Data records
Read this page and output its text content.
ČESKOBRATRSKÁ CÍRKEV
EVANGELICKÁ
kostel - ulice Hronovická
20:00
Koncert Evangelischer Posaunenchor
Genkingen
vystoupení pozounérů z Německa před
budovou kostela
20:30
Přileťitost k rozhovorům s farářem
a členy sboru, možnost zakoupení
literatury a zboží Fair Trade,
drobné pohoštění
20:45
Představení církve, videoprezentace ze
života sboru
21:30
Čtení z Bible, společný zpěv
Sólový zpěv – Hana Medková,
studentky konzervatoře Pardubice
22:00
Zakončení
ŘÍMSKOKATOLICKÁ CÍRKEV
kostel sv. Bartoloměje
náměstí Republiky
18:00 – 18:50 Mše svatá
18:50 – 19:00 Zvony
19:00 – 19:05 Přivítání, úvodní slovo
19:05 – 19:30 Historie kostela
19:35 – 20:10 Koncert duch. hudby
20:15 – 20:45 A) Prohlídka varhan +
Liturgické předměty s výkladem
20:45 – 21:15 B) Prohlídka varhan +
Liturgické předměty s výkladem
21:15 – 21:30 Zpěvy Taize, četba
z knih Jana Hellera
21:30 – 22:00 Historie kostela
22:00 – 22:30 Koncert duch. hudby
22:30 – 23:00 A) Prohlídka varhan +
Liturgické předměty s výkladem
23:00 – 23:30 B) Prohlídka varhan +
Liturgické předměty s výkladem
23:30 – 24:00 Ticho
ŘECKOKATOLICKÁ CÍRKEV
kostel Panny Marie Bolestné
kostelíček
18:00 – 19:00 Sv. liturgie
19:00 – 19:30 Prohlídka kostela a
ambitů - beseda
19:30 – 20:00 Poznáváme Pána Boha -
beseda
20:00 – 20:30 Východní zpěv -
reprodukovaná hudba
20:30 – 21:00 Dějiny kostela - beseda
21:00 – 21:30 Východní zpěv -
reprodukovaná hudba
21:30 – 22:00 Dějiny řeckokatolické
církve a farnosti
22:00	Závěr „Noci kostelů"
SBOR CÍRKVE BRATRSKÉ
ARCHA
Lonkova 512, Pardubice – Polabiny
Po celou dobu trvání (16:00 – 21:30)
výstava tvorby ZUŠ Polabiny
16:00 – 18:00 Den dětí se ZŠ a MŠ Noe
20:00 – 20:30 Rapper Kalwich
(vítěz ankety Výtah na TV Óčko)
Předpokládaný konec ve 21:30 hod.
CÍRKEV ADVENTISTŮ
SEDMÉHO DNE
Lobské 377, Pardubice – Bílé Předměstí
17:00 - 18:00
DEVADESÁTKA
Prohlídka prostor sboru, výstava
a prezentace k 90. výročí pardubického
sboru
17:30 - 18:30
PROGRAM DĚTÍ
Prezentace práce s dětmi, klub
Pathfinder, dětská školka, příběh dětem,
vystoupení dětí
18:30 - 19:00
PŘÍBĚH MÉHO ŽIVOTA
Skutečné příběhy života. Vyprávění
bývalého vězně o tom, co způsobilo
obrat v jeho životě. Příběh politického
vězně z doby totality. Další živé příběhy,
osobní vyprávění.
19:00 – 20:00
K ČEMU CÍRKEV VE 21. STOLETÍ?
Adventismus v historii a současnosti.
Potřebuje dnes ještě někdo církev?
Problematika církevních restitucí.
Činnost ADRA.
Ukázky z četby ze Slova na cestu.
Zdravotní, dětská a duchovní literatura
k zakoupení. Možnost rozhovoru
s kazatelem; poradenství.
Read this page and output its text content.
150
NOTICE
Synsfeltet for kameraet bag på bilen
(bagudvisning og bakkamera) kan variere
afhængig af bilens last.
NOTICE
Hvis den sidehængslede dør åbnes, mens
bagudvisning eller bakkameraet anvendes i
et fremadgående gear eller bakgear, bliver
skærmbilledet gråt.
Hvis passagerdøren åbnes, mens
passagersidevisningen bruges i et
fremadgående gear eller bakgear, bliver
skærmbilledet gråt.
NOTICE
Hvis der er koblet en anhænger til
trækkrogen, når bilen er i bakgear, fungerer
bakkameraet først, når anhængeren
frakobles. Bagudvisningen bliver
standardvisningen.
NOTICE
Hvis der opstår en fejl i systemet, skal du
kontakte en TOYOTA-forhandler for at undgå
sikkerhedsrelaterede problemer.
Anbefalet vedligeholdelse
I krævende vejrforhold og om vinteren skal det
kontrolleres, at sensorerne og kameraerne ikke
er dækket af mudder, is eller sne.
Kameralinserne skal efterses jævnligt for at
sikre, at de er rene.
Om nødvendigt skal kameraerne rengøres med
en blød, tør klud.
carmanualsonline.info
---
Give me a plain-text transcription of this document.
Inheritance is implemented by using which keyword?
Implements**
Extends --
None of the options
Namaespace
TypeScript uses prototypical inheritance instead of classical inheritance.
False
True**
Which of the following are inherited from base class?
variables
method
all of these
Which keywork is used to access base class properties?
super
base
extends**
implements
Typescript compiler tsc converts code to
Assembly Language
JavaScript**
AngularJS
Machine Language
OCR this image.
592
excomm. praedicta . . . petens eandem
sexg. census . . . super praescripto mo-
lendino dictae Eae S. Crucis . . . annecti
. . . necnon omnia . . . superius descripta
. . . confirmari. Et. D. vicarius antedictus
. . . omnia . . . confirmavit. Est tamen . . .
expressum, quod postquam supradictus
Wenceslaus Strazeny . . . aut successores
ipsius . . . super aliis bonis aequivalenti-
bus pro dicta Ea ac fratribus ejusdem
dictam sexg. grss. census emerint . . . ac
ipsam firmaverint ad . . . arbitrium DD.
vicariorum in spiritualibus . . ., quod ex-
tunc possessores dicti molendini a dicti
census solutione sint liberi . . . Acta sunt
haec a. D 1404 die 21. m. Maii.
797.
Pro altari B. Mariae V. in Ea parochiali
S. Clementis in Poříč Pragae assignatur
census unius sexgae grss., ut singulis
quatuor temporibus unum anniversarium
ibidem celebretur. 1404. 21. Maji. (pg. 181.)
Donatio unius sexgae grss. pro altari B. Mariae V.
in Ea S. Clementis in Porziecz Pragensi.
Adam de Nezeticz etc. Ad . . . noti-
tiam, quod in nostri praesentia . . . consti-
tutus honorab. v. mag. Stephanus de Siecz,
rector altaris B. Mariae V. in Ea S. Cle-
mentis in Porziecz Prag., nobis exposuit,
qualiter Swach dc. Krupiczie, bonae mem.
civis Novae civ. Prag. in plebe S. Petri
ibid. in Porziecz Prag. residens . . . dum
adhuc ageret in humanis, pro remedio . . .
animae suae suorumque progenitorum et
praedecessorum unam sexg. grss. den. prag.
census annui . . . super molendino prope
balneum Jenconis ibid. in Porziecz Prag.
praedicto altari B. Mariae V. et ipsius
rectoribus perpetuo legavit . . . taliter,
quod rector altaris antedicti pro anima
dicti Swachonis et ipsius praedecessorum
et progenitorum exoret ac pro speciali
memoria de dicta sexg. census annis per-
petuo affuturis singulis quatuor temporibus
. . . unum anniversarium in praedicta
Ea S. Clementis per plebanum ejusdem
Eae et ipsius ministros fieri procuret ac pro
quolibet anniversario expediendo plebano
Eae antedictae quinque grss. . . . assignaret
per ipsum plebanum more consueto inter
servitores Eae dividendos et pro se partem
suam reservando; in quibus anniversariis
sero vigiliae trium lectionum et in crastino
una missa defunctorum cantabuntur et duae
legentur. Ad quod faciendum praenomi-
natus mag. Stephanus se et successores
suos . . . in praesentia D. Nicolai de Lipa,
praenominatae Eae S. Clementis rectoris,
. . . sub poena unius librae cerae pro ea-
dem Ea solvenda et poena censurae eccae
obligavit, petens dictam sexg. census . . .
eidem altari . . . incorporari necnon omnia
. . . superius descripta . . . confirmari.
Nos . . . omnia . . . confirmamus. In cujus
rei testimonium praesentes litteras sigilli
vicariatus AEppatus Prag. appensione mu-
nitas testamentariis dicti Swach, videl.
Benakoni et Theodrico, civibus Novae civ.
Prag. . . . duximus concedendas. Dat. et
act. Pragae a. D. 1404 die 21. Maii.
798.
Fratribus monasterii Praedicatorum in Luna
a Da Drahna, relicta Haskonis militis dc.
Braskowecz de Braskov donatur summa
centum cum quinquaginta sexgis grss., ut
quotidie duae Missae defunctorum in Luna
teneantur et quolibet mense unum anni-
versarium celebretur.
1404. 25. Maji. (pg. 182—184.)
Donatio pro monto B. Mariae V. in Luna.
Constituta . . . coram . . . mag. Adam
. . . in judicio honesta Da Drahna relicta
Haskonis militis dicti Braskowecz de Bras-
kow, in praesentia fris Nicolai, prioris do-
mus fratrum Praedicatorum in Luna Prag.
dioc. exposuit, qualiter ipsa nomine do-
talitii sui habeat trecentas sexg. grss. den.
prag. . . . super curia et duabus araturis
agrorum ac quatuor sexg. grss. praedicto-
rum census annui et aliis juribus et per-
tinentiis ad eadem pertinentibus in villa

**What the task requires**: List each line of the entries that holds the string "sexgae".

**The answer**:
census unius sexgae grss., ut singulis
Donatio unius sexgae grss. pro altari B. Mariae V.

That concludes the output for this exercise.